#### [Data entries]
• • • • • • •

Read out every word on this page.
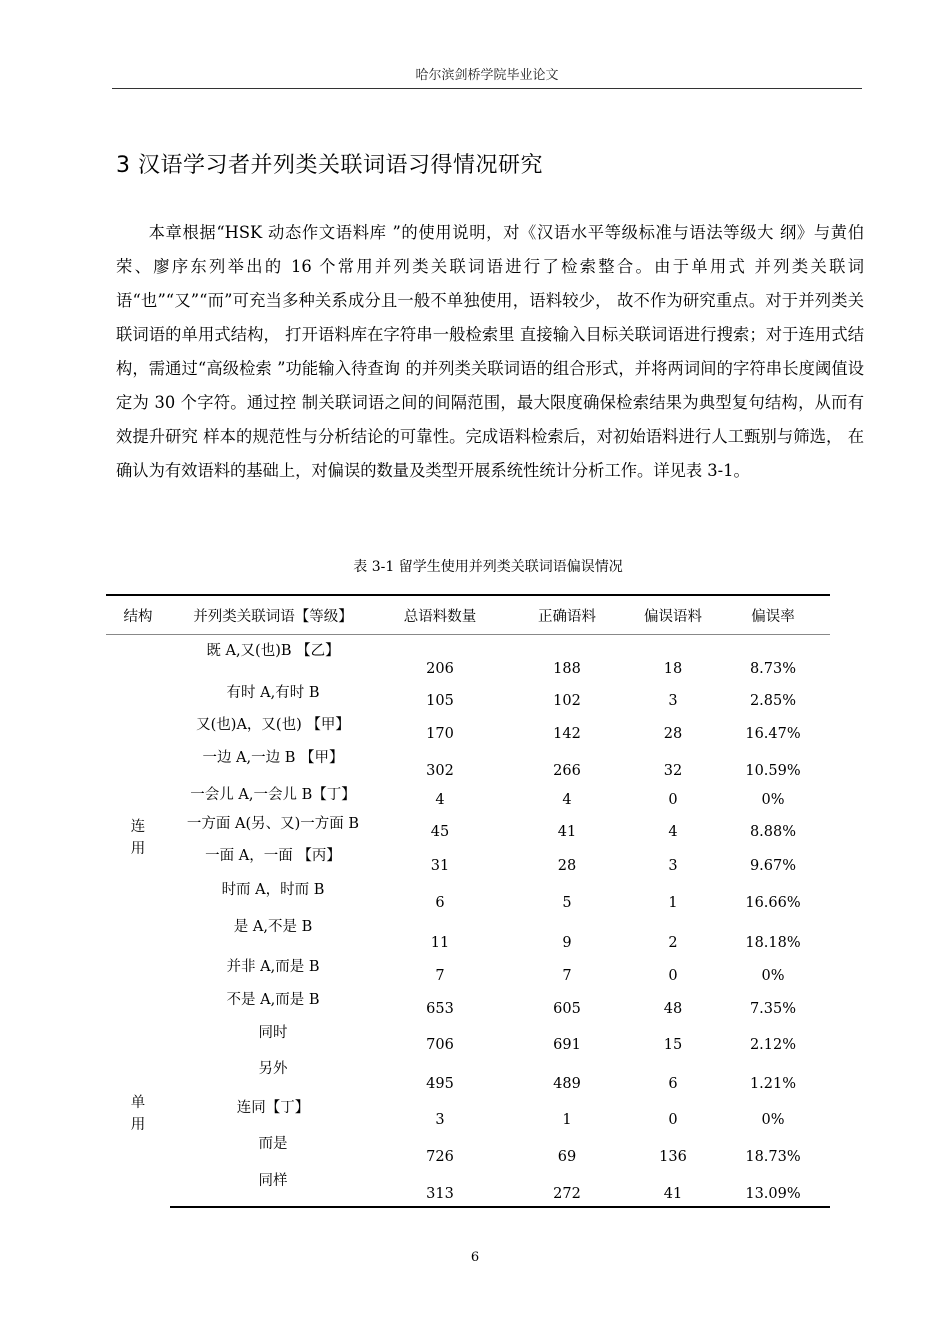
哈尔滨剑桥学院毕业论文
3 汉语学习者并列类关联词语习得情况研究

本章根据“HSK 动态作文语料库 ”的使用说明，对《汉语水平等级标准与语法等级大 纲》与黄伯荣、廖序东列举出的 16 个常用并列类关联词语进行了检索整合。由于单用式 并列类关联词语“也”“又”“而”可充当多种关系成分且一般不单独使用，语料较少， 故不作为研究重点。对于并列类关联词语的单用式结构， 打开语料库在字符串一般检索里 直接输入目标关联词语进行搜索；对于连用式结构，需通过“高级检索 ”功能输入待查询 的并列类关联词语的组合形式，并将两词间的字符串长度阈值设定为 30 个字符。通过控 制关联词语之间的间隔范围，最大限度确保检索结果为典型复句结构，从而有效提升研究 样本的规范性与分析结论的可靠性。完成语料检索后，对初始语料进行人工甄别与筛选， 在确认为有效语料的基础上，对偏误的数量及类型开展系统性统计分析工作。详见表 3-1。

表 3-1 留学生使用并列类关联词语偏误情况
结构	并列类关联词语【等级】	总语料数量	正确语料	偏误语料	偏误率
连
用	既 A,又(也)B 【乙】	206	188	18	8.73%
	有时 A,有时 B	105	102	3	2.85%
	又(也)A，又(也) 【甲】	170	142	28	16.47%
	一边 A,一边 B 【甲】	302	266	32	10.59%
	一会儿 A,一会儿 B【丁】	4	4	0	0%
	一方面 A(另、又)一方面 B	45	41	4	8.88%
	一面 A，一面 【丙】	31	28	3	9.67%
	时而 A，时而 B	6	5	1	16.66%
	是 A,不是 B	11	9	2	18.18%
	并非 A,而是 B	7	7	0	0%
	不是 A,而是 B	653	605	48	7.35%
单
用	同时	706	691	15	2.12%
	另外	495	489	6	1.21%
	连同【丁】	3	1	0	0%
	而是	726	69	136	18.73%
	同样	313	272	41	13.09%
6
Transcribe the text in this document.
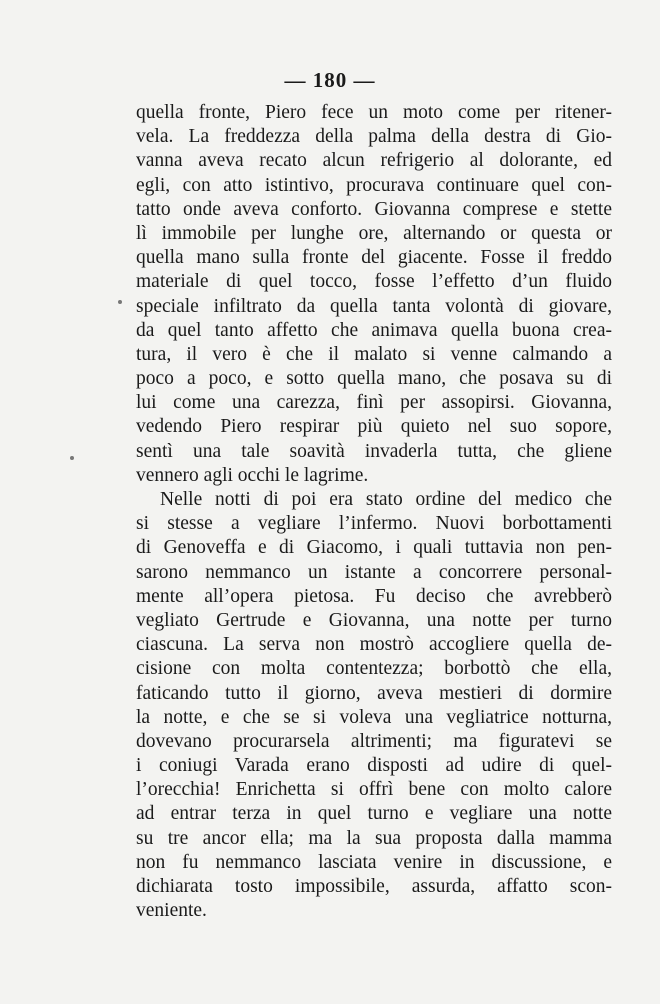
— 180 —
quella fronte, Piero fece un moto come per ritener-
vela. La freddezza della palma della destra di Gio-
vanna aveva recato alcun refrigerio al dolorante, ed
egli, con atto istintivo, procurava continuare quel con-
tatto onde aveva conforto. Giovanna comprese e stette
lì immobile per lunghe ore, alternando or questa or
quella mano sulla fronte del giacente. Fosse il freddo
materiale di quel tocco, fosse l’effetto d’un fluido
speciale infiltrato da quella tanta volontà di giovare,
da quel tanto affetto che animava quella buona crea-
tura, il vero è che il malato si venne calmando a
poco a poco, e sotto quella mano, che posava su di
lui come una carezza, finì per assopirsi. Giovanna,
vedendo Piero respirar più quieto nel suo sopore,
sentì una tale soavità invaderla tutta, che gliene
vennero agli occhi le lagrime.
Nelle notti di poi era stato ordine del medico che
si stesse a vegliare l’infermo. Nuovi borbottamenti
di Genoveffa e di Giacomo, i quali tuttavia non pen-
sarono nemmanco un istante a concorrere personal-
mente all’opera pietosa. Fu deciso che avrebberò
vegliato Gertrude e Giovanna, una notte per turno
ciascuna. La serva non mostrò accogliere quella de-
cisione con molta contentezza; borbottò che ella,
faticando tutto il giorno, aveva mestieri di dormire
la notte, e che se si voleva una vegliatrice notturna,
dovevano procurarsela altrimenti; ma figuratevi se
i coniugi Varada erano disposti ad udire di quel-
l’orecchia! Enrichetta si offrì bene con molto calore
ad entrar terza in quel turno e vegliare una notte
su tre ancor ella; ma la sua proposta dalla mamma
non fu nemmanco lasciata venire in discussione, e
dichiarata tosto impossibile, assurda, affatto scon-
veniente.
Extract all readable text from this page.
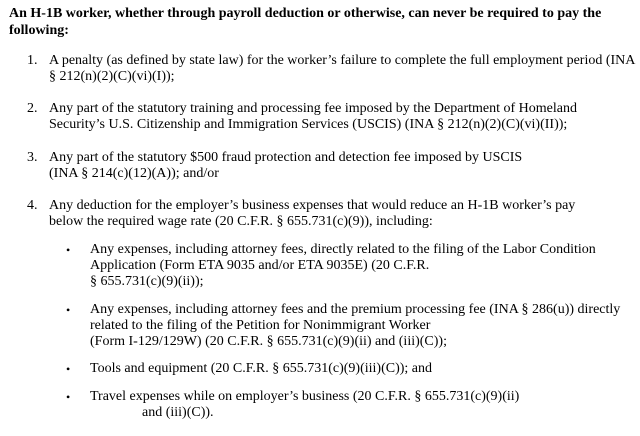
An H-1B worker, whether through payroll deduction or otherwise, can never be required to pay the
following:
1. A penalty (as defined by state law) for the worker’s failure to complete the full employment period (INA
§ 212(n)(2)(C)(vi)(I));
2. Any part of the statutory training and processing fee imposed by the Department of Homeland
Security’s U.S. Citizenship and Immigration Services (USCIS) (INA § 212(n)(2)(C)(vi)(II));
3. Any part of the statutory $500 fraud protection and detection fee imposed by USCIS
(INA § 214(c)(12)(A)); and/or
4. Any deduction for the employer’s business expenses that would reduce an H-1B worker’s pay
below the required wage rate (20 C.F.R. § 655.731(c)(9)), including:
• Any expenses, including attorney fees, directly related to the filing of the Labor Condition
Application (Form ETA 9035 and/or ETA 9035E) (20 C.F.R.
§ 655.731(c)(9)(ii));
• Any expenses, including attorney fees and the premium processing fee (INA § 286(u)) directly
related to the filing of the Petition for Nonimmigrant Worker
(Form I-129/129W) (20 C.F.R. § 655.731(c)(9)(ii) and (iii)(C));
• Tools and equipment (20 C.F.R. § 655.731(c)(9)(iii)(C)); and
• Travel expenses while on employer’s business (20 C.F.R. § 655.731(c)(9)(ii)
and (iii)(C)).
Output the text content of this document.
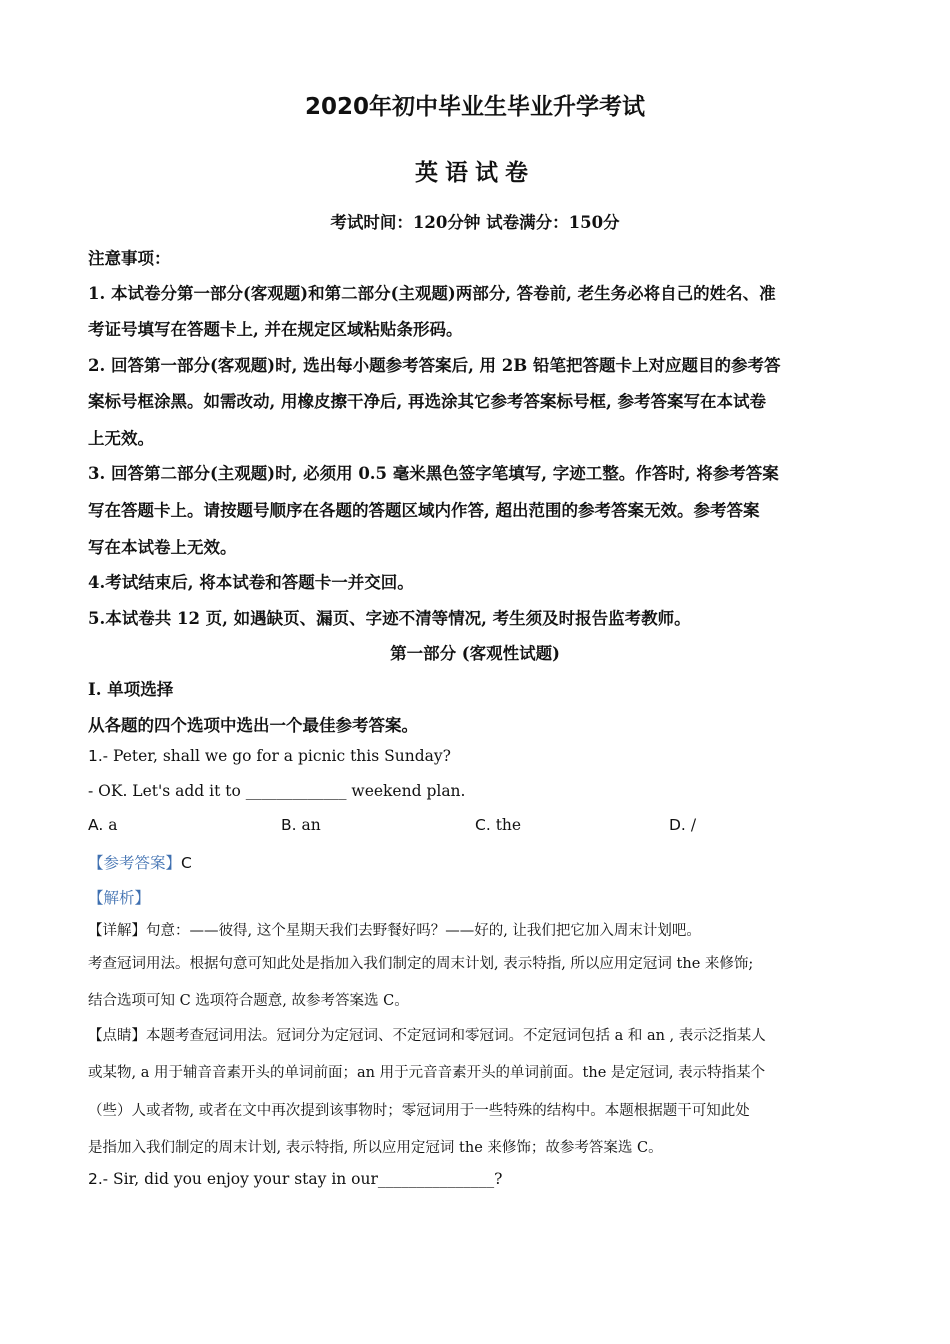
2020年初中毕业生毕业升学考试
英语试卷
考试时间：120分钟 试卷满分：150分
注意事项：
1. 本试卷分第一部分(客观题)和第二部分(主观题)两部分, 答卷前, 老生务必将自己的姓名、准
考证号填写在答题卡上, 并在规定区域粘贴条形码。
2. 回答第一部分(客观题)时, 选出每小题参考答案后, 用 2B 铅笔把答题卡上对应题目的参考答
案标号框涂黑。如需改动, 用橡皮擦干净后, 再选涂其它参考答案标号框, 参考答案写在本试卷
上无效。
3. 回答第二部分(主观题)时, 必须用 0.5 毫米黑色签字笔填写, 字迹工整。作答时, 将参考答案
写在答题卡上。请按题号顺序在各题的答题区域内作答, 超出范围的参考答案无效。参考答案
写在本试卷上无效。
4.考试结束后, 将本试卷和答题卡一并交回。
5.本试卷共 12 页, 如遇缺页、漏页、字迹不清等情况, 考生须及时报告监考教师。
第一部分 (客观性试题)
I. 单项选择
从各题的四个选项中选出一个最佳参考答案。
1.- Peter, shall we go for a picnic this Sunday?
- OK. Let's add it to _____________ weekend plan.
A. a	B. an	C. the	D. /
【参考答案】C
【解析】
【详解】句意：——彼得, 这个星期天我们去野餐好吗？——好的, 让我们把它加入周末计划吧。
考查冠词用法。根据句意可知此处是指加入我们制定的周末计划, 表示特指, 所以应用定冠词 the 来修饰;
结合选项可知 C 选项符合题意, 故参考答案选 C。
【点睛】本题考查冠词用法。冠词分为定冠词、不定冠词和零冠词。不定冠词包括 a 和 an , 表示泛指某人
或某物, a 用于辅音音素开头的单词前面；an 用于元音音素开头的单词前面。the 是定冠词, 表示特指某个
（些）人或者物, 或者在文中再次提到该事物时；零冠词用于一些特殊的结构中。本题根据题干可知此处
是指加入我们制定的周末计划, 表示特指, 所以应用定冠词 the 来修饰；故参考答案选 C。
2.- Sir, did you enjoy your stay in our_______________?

• • • • • • •

#### [INSTRUCTIONS FOR THE TASK]
Each entry shown above must be quoted exactly, with its pictures left out.

#### [SOLUTION TO THIS PROBLEM]
Read out every word on this page.
哈尔滨剑桥学院毕业论文
3 汉语学习者并列类关联词语习得情况研究

本章根据“HSK 动态作文语料库 ”的使用说明，对《汉语水平等级标准与语法等级大 纲》与黄伯荣、廖序东列举出的 16 个常用并列类关联词语进行了检索整合。由于单用式 并列类关联词语“也”“又”“而”可充当多种关系成分且一般不单独使用，语料较少， 故不作为研究重点。对于并列类关联词语的单用式结构， 打开语料库在字符串一般检索里 直接输入目标关联词语进行搜索；对于连用式结构，需通过“高级检索 ”功能输入待查询 的并列类关联词语的组合形式，并将两词间的字符串长度阈值设定为 30 个字符。通过控 制关联词语之间的间隔范围，最大限度确保检索结果为典型复句结构，从而有效提升研究 样本的规范性与分析结论的可靠性。完成语料检索后，对初始语料进行人工甄别与筛选， 在确认为有效语料的基础上，对偏误的数量及类型开展系统性统计分析工作。详见表 3-1。

表 3-1 留学生使用并列类关联词语偏误情况
结构	并列类关联词语【等级】	总语料数量	正确语料	偏误语料	偏误率
连
用	既 A,又(也)B 【乙】	206	188	18	8.73%
	有时 A,有时 B	105	102	3	2.85%
	又(也)A，又(也) 【甲】	170	142	28	16.47%
	一边 A,一边 B 【甲】	302	266	32	10.59%
	一会儿 A,一会儿 B【丁】	4	4	0	0%
	一方面 A(另、又)一方面 B	45	41	4	8.88%
	一面 A，一面 【丙】	31	28	3	9.67%
	时而 A，时而 B	6	5	1	16.66%
	是 A,不是 B	11	9	2	18.18%
	并非 A,而是 B	7	7	0	0%
	不是 A,而是 B	653	605	48	7.35%
单
用	同时	706	691	15	2.12%
	另外	495	489	6	1.21%
	连同【丁】	3	1	0	0%
	而是	726	69	136	18.73%
	同样	313	272	41	13.09%
6
Transcribe the text in this document.
— 180 —
quella fronte, Piero fece un moto come per ritener-
vela. La freddezza della palma della destra di Gio-
vanna aveva recato alcun refrigerio al dolorante, ed
egli, con atto istintivo, procurava continuare quel con-
tatto onde aveva conforto. Giovanna comprese e stette
lì immobile per lunghe ore, alternando or questa or
quella mano sulla fronte del giacente. Fosse il freddo
materiale di quel tocco, fosse l’effetto d’un fluido
speciale infiltrato da quella tanta volontà di giovare,
da quel tanto affetto che animava quella buona crea-
tura, il vero è che il malato si venne calmando a
poco a poco, e sotto quella mano, che posava su di
lui come una carezza, finì per assopirsi. Giovanna,
vedendo Piero respirar più quieto nel suo sopore,
sentì una tale soavità invaderla tutta, che gliene
vennero agli occhi le lagrime.
Nelle notti di poi era stato ordine del medico che
si stesse a vegliare l’infermo. Nuovi borbottamenti
di Genoveffa e di Giacomo, i quali tuttavia non pen-
sarono nemmanco un istante a concorrere personal-
mente all’opera pietosa. Fu deciso che avrebberò
vegliato Gertrude e Giovanna, una notte per turno
ciascuna. La serva non mostrò accogliere quella de-
cisione con molta contentezza; borbottò che ella,
faticando tutto il giorno, aveva mestieri di dormire
la notte, e che se si voleva una vegliatrice notturna,
dovevano procurarsela altrimenti; ma figuratevi se
i coniugi Varada erano disposti ad udire di quel-
l’orecchia! Enrichetta si offrì bene con molto calore
ad entrar terza in quel turno e vegliare una notte
su tre ancor ella; ma la sua proposta dalla mamma
non fu nemmanco lasciata venire in discussione, e
dichiarata tosto impossibile, assurda, affatto scon-
veniente.
Extract all readable text from this page.
An H-1B worker, whether through payroll deduction or otherwise, can never be required to pay the
following:
1. A penalty (as defined by state law) for the worker’s failure to complete the full employment period (INA
§ 212(n)(2)(C)(vi)(I));
2. Any part of the statutory training and processing fee imposed by the Department of Homeland
Security’s U.S. Citizenship and Immigration Services (USCIS) (INA § 212(n)(2)(C)(vi)(II));
3. Any part of the statutory $500 fraud protection and detection fee imposed by USCIS
(INA § 214(c)(12)(A)); and/or
4. Any deduction for the employer’s business expenses that would reduce an H-1B worker’s pay
below the required wage rate (20 C.F.R. § 655.731(c)(9)), including:
• Any expenses, including attorney fees, directly related to the filing of the Labor Condition
Application (Form ETA 9035 and/or ETA 9035E) (20 C.F.R.
§ 655.731(c)(9)(ii));
• Any expenses, including attorney fees and the premium processing fee (INA § 286(u)) directly
related to the filing of the Petition for Nonimmigrant Worker
(Form I-129/129W) (20 C.F.R. § 655.731(c)(9)(ii) and (iii)(C));
• Tools and equipment (20 C.F.R. § 655.731(c)(9)(iii)(C)); and
• Travel expenses while on employer’s business (20 C.F.R. § 655.731(c)(9)(ii)
and (iii)(C)).
Output the text content of this document.
2020年初中毕业生毕业升学考试
英语试卷
考试时间：120分钟 试卷满分：150分
注意事项：
1. 本试卷分第一部分(客观题)和第二部分(主观题)两部分, 答卷前, 老生务必将自己的姓名、准
考证号填写在答题卡上, 并在规定区域粘贴条形码。
2. 回答第一部分(客观题)时, 选出每小题参考答案后, 用 2B 铅笔把答题卡上对应题目的参考答
案标号框涂黑。如需改动, 用橡皮擦干净后, 再选涂其它参考答案标号框, 参考答案写在本试卷
上无效。
3. 回答第二部分(主观题)时, 必须用 0.5 毫米黑色签字笔填写, 字迹工整。作答时, 将参考答案
写在答题卡上。请按题号顺序在各题的答题区域内作答, 超出范围的参考答案无效。参考答案
写在本试卷上无效。
4.考试结束后, 将本试卷和答题卡一并交回。
5.本试卷共 12 页, 如遇缺页、漏页、字迹不清等情况, 考生须及时报告监考教师。
第一部分 (客观性试题)
I. 单项选择
从各题的四个选项中选出一个最佳参考答案。
1.- Peter, shall we go for a picnic this Sunday?
- OK. Let's add it to _____________ weekend plan.
A. a	B. an	C. the	D. /
【参考答案】C
【解析】
【详解】句意：——彼得, 这个星期天我们去野餐好吗？——好的, 让我们把它加入周末计划吧。
考查冠词用法。根据句意可知此处是指加入我们制定的周末计划, 表示特指, 所以应用定冠词 the 来修饰;
结合选项可知 C 选项符合题意, 故参考答案选 C。
【点睛】本题考查冠词用法。冠词分为定冠词、不定冠词和零冠词。不定冠词包括 a 和 an , 表示泛指某人
或某物, a 用于辅音音素开头的单词前面；an 用于元音音素开头的单词前面。the 是定冠词, 表示特指某个
（些）人或者物, 或者在文中再次提到该事物时；零冠词用于一些特殊的结构中。本题根据题干可知此处
是指加入我们制定的周末计划, 表示特指, 所以应用定冠词 the 来修饰；故参考答案选 C。
2.- Sir, did you enjoy your stay in our_______________?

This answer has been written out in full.